▶ **EXERCISE AIM**: Reproduce verbatim every line from the one that includes "Extract all readable text from this page." to the closing line of the entries; omit everything before it.

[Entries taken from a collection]
** begin **

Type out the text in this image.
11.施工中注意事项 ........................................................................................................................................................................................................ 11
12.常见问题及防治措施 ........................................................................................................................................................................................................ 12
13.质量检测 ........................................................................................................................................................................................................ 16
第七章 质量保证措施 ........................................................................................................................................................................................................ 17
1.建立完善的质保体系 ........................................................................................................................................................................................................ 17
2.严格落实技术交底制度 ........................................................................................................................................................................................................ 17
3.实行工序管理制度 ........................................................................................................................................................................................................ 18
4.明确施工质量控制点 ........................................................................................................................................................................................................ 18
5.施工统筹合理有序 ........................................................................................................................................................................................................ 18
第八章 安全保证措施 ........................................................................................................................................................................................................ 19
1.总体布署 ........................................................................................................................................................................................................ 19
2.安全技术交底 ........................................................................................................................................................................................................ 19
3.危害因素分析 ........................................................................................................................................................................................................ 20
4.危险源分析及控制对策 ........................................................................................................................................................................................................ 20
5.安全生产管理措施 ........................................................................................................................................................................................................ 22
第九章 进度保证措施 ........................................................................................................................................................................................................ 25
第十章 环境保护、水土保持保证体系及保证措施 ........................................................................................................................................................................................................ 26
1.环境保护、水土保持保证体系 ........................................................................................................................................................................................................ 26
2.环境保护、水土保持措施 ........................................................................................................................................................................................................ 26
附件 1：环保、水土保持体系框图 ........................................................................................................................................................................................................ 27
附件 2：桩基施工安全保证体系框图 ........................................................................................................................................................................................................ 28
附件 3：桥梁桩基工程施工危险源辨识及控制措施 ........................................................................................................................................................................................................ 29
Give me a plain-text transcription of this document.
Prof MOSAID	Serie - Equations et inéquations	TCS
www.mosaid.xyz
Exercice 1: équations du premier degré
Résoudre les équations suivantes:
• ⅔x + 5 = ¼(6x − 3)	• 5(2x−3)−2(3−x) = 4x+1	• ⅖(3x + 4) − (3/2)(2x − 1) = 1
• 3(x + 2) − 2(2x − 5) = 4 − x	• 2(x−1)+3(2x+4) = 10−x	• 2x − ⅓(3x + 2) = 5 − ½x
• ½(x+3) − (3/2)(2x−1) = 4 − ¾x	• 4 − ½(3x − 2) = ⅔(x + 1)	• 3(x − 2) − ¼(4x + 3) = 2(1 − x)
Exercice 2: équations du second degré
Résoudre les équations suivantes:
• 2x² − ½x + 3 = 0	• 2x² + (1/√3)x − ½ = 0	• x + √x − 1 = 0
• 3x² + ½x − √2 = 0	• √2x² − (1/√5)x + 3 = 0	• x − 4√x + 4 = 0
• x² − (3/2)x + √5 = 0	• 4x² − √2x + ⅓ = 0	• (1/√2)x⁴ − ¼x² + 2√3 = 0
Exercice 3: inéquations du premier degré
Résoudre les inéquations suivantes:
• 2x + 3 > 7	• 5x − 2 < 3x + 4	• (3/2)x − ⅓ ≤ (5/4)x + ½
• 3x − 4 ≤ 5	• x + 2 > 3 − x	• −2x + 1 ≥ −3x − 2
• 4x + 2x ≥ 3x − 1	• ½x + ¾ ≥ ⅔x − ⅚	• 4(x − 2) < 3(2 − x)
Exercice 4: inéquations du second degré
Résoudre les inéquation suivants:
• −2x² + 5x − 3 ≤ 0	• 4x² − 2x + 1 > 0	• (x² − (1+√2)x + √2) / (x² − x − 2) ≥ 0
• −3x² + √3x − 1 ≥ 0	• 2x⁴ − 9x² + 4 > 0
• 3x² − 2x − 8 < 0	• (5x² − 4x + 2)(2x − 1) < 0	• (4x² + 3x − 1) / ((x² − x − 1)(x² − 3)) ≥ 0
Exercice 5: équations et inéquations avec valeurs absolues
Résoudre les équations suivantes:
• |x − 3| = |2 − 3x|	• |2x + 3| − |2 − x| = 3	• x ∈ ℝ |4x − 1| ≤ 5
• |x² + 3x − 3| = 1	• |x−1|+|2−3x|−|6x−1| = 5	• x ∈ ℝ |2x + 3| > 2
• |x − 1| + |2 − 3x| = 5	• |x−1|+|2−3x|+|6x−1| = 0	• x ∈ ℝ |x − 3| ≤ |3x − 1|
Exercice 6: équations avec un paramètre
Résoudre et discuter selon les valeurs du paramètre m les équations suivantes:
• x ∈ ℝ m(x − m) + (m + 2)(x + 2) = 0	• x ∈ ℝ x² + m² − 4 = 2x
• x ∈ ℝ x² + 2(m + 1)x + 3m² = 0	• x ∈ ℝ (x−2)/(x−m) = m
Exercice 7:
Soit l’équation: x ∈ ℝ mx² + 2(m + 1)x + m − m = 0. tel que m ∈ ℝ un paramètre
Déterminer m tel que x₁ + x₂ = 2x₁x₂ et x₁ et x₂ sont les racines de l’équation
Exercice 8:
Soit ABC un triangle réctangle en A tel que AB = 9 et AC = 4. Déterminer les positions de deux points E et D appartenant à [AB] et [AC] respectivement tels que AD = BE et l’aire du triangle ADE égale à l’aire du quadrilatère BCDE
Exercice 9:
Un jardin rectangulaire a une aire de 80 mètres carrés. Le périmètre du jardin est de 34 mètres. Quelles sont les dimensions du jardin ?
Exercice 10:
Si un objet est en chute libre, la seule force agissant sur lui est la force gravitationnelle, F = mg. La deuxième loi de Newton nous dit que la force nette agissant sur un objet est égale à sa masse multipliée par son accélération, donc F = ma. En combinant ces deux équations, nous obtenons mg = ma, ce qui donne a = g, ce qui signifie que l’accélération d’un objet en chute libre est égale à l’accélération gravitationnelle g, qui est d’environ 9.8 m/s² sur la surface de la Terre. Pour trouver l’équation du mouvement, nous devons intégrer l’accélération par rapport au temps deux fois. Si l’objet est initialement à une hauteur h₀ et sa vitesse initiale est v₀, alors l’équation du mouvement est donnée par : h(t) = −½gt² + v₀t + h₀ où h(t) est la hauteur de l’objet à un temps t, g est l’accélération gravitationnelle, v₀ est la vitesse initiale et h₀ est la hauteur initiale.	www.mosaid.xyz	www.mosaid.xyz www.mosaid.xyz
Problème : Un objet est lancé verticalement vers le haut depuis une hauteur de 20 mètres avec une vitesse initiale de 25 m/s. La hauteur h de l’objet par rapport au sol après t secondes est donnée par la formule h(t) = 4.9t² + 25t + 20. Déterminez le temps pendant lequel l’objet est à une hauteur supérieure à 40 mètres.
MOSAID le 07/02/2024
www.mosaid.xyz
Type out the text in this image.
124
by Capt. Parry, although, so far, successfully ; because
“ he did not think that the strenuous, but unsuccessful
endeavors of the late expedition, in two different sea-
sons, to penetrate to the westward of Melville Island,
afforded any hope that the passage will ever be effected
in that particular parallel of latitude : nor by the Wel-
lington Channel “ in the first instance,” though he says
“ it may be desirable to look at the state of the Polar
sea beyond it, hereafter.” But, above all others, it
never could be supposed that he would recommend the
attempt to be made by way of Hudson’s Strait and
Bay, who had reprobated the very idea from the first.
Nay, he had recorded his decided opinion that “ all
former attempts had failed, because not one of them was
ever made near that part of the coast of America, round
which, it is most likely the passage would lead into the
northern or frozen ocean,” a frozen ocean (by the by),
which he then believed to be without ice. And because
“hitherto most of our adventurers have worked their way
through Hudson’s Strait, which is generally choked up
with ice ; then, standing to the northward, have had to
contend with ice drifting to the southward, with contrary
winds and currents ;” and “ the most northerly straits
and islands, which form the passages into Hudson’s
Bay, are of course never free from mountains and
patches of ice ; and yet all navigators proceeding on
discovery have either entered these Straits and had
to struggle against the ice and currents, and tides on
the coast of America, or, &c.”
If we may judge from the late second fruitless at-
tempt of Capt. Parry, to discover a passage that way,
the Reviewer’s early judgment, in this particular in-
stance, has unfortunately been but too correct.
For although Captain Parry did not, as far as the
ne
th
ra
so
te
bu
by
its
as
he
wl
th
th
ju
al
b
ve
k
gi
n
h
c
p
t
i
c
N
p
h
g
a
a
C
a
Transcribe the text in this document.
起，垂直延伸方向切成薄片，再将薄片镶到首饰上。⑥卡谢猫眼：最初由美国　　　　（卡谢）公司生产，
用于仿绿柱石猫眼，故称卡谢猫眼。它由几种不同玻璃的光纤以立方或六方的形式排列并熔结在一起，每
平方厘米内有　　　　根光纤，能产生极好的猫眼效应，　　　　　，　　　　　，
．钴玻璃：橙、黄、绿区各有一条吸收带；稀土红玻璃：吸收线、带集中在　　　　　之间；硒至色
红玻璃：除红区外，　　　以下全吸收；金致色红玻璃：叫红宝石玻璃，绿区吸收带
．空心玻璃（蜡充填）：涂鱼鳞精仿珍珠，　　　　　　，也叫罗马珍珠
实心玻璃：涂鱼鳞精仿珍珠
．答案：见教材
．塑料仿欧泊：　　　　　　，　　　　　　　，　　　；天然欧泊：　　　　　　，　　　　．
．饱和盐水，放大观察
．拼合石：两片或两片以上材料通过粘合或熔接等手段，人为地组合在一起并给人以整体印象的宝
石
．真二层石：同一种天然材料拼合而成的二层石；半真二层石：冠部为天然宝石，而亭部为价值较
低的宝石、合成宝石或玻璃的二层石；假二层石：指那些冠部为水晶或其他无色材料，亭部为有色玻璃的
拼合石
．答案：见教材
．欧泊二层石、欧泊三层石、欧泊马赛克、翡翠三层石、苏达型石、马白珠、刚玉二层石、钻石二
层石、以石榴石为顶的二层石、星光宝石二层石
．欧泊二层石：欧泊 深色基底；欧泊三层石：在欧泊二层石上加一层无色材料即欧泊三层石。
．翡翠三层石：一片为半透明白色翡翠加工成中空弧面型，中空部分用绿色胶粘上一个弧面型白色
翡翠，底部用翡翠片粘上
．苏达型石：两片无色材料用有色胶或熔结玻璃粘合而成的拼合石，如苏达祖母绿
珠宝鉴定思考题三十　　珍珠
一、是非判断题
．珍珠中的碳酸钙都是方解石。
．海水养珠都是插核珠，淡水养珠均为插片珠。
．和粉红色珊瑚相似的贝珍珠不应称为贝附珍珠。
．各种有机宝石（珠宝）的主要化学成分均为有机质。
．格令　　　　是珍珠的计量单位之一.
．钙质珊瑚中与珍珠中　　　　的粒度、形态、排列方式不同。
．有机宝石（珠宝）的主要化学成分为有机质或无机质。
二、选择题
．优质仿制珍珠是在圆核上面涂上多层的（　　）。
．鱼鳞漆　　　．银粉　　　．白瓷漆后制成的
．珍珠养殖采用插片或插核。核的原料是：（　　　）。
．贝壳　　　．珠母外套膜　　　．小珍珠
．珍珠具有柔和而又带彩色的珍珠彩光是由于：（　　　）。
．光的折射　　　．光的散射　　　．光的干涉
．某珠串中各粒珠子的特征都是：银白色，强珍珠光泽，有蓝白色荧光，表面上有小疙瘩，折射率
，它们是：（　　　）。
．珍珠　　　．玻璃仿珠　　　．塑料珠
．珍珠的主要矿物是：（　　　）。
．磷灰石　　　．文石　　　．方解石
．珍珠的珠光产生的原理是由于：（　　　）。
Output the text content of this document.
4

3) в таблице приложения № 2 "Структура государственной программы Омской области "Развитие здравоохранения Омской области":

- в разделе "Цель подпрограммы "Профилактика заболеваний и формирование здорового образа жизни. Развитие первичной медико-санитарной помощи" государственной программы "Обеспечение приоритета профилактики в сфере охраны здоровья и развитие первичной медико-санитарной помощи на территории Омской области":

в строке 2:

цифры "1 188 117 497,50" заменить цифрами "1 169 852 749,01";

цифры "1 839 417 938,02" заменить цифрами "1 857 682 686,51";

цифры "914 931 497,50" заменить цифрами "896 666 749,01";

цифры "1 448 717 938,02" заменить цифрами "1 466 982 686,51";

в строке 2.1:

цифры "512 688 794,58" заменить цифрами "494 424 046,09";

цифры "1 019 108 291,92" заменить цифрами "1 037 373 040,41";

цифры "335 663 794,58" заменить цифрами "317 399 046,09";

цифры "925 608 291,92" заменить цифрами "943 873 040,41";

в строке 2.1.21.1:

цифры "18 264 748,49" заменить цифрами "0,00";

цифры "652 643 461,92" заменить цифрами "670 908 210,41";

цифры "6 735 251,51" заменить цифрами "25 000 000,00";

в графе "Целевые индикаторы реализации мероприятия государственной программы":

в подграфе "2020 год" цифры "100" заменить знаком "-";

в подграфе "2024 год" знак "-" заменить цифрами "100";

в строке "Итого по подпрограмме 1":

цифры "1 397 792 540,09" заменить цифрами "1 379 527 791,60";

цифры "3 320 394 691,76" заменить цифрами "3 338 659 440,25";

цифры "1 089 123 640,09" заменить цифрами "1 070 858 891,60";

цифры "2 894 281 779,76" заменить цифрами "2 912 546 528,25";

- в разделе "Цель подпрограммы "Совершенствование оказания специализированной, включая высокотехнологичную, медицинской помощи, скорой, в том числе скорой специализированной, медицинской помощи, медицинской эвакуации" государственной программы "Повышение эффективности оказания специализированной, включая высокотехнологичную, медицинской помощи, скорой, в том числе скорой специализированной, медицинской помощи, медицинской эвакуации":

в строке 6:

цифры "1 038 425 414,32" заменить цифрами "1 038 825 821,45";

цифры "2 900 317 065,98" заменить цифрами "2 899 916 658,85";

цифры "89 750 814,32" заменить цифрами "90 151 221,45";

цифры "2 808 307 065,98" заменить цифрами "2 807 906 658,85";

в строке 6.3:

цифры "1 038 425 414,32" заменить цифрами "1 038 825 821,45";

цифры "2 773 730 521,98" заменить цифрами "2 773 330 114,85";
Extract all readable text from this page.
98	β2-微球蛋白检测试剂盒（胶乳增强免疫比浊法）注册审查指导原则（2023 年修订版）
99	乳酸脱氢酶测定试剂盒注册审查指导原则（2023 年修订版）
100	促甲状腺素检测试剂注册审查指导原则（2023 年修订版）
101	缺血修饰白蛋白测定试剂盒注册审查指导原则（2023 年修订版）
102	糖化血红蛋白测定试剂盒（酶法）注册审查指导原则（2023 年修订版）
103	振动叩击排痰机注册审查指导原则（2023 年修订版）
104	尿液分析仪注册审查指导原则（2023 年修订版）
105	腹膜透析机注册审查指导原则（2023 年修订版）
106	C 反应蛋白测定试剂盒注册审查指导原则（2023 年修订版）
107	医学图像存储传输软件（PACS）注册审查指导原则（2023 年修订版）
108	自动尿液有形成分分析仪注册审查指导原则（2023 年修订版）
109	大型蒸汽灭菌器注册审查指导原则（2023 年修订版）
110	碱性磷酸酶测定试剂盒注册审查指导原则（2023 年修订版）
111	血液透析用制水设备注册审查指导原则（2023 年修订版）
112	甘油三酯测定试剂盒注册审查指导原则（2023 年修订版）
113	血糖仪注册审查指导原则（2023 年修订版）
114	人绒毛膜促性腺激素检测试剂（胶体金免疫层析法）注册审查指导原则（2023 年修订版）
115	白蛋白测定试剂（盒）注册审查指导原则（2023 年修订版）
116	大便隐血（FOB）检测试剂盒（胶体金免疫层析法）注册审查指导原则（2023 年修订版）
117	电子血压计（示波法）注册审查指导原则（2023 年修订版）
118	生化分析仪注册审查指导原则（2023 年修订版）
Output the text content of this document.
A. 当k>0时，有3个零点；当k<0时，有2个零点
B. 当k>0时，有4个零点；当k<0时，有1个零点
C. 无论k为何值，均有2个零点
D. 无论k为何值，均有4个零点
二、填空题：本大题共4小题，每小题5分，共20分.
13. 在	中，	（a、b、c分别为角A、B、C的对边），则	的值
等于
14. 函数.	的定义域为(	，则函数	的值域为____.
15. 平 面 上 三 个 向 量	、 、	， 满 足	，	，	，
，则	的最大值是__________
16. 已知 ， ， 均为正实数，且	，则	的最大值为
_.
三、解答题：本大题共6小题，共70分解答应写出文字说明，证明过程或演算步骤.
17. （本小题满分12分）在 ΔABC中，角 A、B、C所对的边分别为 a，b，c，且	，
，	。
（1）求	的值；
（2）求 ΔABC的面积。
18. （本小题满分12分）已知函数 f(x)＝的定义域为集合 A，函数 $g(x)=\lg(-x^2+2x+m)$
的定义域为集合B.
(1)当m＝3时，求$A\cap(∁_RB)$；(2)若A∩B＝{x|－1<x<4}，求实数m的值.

** end **

▶ **ANSWER FOR THE TASK**:
Extract all readable text from this page.
98	β2-微球蛋白检测试剂盒（胶乳增强免疫比浊法）注册审查指导原则（2023 年修订版）
99	乳酸脱氢酶测定试剂盒注册审查指导原则（2023 年修订版）
100	促甲状腺素检测试剂注册审查指导原则（2023 年修订版）
101	缺血修饰白蛋白测定试剂盒注册审查指导原则（2023 年修订版）
102	糖化血红蛋白测定试剂盒（酶法）注册审查指导原则（2023 年修订版）
103	振动叩击排痰机注册审查指导原则（2023 年修订版）
104	尿液分析仪注册审查指导原则（2023 年修订版）
105	腹膜透析机注册审查指导原则（2023 年修订版）
106	C 反应蛋白测定试剂盒注册审查指导原则（2023 年修订版）
107	医学图像存储传输软件（PACS）注册审查指导原则（2023 年修订版）
108	自动尿液有形成分分析仪注册审查指导原则（2023 年修订版）
109	大型蒸汽灭菌器注册审查指导原则（2023 年修订版）
110	碱性磷酸酶测定试剂盒注册审查指导原则（2023 年修订版）
111	血液透析用制水设备注册审查指导原则（2023 年修订版）
112	甘油三酯测定试剂盒注册审查指导原则（2023 年修订版）
113	血糖仪注册审查指导原则（2023 年修订版）
114	人绒毛膜促性腺激素检测试剂（胶体金免疫层析法）注册审查指导原则（2023 年修订版）
115	白蛋白测定试剂（盒）注册审查指导原则（2023 年修订版）
116	大便隐血（FOB）检测试剂盒（胶体金免疫层析法）注册审查指导原则（2023 年修订版）
117	电子血压计（示波法）注册审查指导原则（2023 年修订版）
118	生化分析仪注册审查指导原则（2023 年修订版）
Output the text content of this document.
A. 当k>0时，有3个零点；当k<0时，有2个零点
B. 当k>0时，有4个零点；当k<0时，有1个零点
C. 无论k为何值，均有2个零点
D. 无论k为何值，均有4个零点
二、填空题：本大题共4小题，每小题5分，共20分.
13. 在	中，	（a、b、c分别为角A、B、C的对边），则	的值
等于
14. 函数.	的定义域为(	，则函数	的值域为____.
15. 平 面 上 三 个 向 量	、 、	， 满 足	，	，	，
，则	的最大值是__________
16. 已知 ， ， 均为正实数，且	，则	的最大值为
_.
三、解答题：本大题共6小题，共70分解答应写出文字说明，证明过程或演算步骤.
17. （本小题满分12分）在 ΔABC中，角 A、B、C所对的边分别为 a，b，c，且	，
，	。
（1）求	的值；
（2）求 ΔABC的面积。
18. （本小题满分12分）已知函数 f(x)＝的定义域为集合 A，函数 $g(x)=\lg(-x^2+2x+m)$
的定义域为集合B.
(1)当m＝3时，求$A\cap(∁_RB)$；(2)若A∩B＝{x|－1<x<4}，求实数m的值.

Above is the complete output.